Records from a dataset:
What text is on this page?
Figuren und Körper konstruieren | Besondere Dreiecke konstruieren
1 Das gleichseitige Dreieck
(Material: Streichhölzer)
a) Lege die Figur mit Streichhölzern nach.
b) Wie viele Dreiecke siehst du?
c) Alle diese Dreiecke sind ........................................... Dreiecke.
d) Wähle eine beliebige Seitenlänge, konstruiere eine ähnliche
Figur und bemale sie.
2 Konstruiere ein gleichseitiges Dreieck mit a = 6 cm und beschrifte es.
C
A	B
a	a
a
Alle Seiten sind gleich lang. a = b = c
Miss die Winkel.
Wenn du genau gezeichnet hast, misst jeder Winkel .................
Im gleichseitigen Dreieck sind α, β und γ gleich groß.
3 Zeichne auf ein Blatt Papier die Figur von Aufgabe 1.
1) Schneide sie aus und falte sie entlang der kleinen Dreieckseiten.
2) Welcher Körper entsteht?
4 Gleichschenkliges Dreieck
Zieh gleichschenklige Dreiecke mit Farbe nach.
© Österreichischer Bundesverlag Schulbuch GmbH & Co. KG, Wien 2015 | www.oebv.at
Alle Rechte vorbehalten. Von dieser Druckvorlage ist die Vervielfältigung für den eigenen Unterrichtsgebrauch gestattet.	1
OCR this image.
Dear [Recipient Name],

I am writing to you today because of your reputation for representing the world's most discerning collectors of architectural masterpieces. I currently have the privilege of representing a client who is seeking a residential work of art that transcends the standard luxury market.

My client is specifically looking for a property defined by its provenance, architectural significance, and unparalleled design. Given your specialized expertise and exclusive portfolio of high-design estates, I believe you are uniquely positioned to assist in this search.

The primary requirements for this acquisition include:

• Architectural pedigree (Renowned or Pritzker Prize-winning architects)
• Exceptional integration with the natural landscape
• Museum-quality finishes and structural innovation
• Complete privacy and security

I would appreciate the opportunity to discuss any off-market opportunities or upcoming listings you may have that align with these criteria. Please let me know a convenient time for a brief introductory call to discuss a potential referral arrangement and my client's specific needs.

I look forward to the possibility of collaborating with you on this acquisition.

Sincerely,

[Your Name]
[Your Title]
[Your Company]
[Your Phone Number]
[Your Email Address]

DO THIS:
Across the entries, how many lines hold the word "with"? Say only the number.

REPLY:
3